:: Supplied information ::
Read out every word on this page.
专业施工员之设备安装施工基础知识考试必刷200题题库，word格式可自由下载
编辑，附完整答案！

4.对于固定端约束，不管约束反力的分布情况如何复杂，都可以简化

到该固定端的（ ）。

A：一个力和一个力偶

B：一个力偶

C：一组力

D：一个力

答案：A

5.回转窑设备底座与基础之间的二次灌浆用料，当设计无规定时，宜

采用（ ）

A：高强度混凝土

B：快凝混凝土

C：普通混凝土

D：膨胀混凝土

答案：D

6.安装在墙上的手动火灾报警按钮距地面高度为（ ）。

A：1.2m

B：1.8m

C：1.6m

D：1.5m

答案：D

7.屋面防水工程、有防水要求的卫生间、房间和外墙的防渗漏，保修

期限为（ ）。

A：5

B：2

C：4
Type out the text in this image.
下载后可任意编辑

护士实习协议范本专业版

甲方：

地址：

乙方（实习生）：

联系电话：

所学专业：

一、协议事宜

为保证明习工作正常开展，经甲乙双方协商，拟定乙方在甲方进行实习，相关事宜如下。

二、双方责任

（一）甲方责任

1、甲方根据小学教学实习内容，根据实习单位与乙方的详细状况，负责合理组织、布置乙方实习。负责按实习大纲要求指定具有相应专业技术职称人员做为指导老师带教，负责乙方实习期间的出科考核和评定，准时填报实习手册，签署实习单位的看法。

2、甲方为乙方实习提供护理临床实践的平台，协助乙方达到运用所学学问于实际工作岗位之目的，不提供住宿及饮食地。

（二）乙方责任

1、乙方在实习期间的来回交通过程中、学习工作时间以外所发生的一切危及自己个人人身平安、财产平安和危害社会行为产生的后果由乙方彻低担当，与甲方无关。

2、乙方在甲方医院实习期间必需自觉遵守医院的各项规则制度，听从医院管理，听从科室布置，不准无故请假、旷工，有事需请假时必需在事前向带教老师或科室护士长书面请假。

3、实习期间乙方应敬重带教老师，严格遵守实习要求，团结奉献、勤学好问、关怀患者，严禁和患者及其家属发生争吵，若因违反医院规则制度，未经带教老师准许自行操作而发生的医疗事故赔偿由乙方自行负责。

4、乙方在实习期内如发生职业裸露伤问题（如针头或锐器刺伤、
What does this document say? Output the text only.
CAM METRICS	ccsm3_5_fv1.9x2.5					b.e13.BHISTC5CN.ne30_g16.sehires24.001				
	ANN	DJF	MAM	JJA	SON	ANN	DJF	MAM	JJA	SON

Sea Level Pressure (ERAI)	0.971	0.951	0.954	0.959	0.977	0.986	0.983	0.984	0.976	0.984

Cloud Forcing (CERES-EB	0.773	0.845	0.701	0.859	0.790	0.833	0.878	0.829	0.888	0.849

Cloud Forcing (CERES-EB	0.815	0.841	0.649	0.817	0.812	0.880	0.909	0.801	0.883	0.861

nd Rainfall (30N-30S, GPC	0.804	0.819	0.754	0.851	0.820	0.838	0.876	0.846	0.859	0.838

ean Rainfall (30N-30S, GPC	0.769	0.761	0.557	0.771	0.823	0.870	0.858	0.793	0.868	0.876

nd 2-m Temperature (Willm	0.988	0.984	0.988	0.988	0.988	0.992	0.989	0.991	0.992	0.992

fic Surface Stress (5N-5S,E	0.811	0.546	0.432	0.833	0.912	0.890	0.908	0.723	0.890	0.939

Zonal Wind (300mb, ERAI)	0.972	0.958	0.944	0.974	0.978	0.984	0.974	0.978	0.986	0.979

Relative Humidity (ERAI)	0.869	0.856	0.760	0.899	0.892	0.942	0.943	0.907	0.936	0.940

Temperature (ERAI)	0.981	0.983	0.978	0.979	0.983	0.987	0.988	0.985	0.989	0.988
:::
§ **Written exercise**:
Where a line of the material above holds the string "text", copy that line.

§ **Output for this task**:
Type out the text in this image.
What does this document say? Output the text only.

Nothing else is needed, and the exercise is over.